Saved data entries:

+++++

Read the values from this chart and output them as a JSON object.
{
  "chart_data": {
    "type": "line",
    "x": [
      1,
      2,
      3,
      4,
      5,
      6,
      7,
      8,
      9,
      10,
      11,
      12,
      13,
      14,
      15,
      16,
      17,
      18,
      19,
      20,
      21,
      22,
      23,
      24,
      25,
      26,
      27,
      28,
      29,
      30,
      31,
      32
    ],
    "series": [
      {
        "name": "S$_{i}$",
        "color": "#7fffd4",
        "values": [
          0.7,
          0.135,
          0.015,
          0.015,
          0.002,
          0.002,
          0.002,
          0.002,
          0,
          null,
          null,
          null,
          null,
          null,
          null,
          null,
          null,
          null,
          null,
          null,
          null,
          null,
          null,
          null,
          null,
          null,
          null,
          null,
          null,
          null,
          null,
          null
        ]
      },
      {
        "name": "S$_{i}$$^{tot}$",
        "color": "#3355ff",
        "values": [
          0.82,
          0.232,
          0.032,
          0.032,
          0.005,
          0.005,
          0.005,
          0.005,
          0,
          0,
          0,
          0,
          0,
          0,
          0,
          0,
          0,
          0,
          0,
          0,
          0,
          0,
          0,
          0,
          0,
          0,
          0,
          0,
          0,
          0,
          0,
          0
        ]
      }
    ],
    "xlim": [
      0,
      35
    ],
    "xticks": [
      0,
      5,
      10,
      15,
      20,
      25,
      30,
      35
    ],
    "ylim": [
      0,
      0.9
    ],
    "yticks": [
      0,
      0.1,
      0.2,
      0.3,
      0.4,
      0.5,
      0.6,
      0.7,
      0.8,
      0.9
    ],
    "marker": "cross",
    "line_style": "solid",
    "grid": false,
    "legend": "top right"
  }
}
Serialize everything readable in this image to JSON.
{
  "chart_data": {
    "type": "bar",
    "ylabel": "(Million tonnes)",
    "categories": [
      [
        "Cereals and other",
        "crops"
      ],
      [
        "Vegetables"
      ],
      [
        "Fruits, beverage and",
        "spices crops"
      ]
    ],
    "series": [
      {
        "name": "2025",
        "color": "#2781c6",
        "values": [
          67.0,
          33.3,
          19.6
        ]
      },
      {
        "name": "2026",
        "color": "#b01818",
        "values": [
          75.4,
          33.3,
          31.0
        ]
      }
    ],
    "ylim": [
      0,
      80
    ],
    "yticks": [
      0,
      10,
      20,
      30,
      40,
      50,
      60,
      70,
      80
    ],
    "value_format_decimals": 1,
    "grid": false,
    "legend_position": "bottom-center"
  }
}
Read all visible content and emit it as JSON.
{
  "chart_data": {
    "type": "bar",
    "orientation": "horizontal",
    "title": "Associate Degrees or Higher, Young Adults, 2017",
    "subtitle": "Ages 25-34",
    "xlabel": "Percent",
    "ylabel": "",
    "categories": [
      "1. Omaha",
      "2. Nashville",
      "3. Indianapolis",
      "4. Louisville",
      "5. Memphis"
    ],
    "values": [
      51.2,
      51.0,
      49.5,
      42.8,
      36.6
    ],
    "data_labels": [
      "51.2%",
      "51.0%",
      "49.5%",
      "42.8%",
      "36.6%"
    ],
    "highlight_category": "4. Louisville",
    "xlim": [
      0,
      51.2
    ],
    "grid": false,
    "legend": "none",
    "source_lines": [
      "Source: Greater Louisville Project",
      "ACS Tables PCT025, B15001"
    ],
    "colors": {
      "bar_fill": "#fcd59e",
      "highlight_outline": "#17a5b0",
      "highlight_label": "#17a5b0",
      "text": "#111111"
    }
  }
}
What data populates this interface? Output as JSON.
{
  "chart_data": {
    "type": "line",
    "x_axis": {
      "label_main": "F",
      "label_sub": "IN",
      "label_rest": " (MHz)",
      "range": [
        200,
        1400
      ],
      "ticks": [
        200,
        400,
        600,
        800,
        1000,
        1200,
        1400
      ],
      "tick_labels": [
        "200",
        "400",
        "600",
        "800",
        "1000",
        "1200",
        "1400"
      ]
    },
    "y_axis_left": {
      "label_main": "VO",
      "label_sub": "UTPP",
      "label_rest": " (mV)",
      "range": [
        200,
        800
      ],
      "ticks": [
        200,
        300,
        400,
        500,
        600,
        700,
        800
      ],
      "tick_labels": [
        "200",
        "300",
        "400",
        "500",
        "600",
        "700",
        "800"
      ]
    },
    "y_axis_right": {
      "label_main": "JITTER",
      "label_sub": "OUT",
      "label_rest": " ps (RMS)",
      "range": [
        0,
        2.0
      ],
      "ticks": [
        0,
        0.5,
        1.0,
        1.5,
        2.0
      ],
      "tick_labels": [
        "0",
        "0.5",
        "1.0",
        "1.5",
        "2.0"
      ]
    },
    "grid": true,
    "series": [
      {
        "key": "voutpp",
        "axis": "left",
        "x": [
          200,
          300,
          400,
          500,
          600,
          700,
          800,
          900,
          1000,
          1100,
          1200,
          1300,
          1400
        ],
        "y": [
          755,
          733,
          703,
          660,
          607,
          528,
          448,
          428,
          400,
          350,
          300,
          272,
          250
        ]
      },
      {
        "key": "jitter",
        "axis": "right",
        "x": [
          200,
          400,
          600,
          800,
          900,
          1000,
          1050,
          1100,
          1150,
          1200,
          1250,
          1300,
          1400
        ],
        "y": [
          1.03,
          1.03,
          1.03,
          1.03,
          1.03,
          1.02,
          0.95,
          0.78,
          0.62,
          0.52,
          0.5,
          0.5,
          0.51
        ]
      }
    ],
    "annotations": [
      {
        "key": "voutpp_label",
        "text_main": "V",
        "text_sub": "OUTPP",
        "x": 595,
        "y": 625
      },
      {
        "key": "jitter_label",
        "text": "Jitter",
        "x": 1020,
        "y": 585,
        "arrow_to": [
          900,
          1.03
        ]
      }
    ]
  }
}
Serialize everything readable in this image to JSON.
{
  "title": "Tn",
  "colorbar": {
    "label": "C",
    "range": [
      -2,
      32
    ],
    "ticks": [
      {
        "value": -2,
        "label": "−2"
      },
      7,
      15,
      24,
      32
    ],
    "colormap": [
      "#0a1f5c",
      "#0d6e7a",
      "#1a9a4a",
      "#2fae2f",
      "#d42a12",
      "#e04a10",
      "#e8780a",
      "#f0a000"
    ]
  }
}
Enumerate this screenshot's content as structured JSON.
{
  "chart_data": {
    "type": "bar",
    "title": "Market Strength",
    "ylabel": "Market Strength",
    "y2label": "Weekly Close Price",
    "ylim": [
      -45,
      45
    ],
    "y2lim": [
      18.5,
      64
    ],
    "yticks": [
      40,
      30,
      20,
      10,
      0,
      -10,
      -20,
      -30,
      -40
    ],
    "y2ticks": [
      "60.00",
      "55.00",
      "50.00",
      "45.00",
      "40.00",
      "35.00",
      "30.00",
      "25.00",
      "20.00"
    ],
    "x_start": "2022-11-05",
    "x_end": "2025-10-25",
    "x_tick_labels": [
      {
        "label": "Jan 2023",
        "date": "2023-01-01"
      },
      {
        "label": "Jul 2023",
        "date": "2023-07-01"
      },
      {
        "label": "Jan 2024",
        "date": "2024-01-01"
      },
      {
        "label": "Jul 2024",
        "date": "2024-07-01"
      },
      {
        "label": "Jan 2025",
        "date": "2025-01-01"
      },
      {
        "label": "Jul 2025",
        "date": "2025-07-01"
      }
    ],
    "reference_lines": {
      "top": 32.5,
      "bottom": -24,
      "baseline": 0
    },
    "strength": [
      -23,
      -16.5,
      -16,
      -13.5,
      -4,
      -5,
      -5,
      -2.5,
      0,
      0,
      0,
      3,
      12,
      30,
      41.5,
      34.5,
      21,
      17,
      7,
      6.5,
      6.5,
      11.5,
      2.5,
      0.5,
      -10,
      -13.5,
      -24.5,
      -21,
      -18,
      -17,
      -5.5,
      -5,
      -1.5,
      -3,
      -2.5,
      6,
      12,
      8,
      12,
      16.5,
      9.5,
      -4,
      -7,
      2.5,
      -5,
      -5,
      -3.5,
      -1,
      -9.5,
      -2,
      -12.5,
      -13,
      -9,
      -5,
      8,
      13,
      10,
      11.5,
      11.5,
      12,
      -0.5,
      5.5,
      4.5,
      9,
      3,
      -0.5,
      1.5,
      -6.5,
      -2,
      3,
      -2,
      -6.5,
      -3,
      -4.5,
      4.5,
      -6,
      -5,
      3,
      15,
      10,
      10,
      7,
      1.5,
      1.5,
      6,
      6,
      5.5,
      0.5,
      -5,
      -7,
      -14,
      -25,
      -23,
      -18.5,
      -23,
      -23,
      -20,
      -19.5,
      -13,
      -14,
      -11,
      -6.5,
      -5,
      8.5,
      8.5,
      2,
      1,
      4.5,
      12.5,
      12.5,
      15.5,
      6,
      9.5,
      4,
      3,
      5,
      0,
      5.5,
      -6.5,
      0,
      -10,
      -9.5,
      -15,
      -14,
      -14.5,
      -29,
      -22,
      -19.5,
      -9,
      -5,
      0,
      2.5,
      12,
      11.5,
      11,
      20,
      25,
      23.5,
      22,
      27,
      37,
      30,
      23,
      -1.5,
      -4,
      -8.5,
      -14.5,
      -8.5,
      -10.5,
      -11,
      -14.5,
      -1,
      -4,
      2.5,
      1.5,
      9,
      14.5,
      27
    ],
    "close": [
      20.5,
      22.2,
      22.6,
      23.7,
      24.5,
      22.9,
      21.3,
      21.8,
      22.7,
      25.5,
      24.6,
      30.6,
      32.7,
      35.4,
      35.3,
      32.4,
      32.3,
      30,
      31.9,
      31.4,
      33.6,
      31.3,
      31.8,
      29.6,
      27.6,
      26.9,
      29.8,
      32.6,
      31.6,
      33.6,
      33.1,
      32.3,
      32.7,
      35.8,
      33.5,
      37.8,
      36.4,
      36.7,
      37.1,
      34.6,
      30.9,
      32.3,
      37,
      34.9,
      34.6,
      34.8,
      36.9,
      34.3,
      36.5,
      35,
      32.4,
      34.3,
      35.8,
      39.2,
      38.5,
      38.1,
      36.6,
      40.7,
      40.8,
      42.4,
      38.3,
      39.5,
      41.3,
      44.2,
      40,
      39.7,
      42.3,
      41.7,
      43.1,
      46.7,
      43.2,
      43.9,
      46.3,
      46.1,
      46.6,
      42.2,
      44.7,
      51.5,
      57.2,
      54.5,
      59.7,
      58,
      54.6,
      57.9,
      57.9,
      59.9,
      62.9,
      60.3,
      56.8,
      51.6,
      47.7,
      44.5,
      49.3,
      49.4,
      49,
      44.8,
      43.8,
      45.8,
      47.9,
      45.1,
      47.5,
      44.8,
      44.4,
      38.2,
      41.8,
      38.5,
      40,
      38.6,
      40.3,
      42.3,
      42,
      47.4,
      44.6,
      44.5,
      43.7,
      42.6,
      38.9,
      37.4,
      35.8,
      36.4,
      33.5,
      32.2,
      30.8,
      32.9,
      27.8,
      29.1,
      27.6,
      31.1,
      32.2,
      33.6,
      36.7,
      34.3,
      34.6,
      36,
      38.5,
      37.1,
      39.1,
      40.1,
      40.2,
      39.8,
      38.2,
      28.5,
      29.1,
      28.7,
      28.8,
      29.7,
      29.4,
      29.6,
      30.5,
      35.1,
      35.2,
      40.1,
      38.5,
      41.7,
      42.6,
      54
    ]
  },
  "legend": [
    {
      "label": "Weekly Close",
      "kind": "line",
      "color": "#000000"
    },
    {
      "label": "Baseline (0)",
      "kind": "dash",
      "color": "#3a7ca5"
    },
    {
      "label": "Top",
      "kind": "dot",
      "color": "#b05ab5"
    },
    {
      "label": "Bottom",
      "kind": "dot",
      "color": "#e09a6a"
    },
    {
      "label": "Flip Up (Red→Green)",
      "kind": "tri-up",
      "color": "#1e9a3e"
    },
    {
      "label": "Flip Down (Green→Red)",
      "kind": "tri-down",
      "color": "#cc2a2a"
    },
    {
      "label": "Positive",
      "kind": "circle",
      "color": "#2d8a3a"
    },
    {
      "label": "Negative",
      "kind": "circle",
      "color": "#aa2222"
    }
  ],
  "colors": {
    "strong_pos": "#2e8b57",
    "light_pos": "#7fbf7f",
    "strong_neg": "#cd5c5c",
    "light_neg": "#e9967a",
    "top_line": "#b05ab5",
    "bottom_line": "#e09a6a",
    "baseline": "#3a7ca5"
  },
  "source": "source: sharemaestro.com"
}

+++++

» **Problem statement**:
Search the lines for the string "content" and copy every line that has it.

» **Written response**:
Read all visible content and emit it as JSON.
Enumerate this screenshot's content as structured JSON.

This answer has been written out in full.